===== RECORD EXCERPTS
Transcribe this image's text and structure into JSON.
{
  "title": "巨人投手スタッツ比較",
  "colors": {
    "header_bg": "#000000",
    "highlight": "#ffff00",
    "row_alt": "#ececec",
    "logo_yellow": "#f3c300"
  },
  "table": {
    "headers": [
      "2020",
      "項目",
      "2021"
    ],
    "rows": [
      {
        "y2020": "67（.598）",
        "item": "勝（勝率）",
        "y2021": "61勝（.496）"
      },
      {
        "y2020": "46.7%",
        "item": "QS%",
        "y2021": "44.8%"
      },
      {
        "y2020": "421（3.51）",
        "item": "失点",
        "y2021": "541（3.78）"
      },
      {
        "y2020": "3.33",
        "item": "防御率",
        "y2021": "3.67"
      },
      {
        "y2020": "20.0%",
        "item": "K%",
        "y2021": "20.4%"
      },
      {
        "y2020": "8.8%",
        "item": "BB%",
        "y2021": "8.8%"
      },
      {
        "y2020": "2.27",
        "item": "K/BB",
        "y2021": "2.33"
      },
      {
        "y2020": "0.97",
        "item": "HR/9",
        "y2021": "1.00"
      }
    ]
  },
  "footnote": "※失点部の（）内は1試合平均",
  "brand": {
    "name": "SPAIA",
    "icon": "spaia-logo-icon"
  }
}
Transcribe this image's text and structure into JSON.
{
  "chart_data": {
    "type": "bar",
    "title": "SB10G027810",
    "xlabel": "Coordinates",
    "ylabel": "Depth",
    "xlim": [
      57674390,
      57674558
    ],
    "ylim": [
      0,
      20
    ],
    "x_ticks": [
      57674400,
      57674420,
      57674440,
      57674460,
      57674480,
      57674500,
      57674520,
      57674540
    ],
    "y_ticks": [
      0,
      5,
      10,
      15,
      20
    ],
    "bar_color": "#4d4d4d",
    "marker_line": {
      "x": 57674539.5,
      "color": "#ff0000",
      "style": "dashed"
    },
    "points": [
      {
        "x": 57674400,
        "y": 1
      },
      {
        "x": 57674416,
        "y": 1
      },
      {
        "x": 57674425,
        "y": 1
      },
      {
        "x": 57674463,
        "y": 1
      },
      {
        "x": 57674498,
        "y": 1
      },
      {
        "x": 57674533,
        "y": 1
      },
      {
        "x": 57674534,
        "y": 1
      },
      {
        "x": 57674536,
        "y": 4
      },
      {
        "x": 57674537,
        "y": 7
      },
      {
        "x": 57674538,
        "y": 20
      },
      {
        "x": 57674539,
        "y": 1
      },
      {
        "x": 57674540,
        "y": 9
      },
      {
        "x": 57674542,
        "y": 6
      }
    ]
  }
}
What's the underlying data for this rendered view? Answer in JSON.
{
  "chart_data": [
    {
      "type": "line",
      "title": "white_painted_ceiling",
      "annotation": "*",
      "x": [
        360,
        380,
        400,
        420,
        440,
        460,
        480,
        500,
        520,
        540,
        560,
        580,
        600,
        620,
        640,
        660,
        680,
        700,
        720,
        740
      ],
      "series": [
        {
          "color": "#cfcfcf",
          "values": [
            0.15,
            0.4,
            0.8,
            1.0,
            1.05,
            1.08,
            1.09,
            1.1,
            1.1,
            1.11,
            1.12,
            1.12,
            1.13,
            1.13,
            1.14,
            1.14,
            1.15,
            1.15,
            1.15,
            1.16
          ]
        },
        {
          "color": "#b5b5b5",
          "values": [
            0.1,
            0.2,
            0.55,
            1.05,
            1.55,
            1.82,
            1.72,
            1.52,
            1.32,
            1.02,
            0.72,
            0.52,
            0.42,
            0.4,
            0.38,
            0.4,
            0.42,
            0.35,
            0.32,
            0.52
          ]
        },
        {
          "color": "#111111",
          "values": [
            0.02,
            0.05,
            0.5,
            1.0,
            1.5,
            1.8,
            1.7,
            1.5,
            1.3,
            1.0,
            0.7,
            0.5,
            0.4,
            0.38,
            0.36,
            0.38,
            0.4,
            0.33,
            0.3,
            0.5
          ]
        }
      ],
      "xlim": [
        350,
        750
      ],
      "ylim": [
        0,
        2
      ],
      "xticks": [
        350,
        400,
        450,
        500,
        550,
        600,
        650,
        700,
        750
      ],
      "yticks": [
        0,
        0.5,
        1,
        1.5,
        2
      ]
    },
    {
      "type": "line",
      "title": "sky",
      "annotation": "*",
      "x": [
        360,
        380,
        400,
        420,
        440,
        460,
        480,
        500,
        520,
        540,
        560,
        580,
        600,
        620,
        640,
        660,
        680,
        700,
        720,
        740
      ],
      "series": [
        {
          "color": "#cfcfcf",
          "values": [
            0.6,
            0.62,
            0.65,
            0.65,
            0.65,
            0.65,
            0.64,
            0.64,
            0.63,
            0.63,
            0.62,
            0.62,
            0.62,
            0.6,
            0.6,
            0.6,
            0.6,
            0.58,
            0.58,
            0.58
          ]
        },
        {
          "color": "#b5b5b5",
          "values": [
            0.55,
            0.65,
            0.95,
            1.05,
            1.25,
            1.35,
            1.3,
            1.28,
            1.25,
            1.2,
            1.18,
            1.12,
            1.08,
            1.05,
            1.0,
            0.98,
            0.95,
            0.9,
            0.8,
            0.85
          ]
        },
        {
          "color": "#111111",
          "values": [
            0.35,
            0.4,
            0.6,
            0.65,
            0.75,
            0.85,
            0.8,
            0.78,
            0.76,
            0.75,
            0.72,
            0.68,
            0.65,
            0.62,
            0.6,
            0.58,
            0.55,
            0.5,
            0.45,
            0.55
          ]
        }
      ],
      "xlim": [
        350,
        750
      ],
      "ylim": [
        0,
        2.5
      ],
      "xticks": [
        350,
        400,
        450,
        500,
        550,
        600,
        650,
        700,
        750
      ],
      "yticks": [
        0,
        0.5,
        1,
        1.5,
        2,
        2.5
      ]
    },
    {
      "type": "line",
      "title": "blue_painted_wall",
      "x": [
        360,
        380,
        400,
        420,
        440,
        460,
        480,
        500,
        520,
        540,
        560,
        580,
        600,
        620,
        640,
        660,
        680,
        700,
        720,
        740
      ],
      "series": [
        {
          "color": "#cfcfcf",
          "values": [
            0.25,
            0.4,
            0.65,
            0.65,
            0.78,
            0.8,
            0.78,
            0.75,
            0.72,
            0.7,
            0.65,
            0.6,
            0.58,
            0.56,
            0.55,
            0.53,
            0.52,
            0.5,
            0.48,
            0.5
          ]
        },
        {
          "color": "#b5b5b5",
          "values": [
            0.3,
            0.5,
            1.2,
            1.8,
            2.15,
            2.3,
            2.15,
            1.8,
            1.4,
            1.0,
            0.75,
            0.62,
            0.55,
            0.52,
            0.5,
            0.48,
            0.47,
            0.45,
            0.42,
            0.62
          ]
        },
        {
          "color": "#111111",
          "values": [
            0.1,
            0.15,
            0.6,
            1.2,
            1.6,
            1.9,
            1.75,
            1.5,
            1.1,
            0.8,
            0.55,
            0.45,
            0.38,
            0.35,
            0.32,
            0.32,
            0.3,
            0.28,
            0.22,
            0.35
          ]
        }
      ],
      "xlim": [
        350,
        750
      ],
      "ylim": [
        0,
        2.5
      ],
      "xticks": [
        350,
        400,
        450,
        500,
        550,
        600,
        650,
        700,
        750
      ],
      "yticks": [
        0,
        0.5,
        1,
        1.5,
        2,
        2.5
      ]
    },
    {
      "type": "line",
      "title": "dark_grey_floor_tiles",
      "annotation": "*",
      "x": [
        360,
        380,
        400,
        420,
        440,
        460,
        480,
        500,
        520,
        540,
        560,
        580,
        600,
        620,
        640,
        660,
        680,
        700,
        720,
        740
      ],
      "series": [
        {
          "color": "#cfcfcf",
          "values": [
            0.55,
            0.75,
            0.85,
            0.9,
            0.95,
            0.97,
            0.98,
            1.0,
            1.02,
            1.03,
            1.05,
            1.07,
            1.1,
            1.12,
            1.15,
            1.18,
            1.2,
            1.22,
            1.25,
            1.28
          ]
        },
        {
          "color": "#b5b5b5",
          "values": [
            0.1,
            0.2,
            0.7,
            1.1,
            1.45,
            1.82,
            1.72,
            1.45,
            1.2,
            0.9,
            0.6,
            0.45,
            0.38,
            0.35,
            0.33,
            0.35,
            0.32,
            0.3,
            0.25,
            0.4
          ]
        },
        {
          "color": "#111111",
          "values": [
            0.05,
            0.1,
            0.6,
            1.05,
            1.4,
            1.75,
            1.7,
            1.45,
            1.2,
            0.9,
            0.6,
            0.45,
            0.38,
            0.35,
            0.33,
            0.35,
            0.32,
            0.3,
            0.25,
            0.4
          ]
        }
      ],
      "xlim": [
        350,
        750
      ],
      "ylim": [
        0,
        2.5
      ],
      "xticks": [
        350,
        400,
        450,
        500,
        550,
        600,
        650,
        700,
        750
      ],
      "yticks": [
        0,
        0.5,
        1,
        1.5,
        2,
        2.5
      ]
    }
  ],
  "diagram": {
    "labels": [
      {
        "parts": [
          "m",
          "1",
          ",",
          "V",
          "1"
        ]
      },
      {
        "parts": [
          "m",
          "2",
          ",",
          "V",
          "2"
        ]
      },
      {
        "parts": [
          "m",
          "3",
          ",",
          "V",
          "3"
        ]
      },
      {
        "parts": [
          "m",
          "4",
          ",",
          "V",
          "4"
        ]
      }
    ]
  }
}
==========
#### WHAT THE EXERCISE ASKS
Your answer should be a single number: how many lines in the data above include "item"?

#### SOLUTION TO THE PROBLEM
8